Collection entries:
****

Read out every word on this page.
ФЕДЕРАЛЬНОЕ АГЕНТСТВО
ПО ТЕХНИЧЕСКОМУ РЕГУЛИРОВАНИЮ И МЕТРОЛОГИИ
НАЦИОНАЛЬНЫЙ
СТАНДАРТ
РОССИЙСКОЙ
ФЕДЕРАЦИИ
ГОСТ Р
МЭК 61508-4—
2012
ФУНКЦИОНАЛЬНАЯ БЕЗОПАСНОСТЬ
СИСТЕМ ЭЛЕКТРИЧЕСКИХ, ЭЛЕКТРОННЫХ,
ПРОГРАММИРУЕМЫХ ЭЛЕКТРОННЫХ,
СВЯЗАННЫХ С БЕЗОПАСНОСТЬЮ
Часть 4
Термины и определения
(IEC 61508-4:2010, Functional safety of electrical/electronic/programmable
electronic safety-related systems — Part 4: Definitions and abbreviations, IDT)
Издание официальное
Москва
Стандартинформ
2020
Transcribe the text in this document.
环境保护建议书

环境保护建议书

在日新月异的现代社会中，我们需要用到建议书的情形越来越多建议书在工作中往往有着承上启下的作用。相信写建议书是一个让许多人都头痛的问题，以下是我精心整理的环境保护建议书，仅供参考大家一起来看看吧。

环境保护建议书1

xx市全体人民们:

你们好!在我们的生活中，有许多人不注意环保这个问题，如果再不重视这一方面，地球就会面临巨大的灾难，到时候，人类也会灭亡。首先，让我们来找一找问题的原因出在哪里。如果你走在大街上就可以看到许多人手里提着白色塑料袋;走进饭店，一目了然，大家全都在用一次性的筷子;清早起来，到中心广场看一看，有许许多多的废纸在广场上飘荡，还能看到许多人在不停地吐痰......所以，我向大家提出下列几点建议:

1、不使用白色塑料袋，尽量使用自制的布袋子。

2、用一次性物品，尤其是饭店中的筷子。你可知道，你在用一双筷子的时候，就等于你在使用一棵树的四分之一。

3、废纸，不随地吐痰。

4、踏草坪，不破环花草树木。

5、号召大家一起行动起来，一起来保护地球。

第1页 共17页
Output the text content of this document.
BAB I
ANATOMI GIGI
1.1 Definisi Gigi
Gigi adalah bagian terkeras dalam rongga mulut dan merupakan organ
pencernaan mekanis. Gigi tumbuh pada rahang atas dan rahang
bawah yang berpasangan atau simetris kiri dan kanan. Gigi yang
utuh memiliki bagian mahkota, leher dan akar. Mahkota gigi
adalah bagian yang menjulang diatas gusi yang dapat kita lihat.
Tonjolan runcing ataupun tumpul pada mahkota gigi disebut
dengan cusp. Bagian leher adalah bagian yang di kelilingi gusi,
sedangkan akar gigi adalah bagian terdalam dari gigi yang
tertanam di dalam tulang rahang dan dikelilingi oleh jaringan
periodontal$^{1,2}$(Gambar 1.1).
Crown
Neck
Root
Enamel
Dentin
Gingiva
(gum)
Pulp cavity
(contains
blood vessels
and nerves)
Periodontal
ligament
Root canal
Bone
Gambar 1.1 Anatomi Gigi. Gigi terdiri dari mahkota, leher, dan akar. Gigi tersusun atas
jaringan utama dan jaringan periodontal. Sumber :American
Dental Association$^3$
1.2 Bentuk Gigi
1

****

• [WHAT NEEDS TO BE DONE]: Look through the material above and pick out each line holding the word "gusi".

• [TASK RESPONSE]:
adalah bagian yang menjulang diatas gusi yang dapat kita lihat.
dengan cusp. Bagian leher adalah bagian yang di kelilingi gusi,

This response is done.